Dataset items
= = = =

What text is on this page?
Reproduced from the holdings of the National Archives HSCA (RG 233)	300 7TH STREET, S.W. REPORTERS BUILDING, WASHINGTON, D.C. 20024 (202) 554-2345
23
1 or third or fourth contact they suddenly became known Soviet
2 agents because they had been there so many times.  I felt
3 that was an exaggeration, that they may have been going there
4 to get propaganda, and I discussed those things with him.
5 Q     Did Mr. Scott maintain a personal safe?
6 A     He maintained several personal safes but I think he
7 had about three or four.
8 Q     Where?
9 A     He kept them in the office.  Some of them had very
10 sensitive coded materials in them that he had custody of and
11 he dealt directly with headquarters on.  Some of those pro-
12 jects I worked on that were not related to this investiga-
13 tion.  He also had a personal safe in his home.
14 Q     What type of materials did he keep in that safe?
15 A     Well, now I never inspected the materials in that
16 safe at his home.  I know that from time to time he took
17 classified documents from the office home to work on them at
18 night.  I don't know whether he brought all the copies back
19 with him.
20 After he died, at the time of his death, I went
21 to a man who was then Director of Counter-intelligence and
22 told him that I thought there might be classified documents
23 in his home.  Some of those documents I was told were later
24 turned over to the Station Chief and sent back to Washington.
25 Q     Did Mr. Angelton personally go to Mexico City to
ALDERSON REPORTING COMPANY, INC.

= = = =

The problem: Extract the full set of entries word for word.

Result below:
What text is on this page?
Reproduced from the holdings of the National Archives HSCA (RG 233)	300 7TH STREET, S.W. REPORTERS BUILDING, WASHINGTON, D.C. 20024 (202) 554-2345
23
1 or third or fourth contact they suddenly became known Soviet
2 agents because they had been there so many times.  I felt
3 that was an exaggeration, that they may have been going there
4 to get propaganda, and I discussed those things with him.
5 Q     Did Mr. Scott maintain a personal safe?
6 A     He maintained several personal safes but I think he
7 had about three or four.
8 Q     Where?
9 A     He kept them in the office.  Some of them had very
10 sensitive coded materials in them that he had custody of and
11 he dealt directly with headquarters on.  Some of those pro-
12 jects I worked on that were not related to this investiga-
13 tion.  He also had a personal safe in his home.
14 Q     What type of materials did he keep in that safe?
15 A     Well, now I never inspected the materials in that
16 safe at his home.  I know that from time to time he took
17 classified documents from the office home to work on them at
18 night.  I don't know whether he brought all the copies back
19 with him.
20 After he died, at the time of his death, I went
21 to a man who was then Director of Counter-intelligence and
22 told him that I thought there might be classified documents
23 in his home.  Some of those documents I was told were later
24 turned over to the Station Chief and sent back to Washington.
25 Q     Did Mr. Angelton personally go to Mexico City to
ALDERSON REPORTING COMPANY, INC.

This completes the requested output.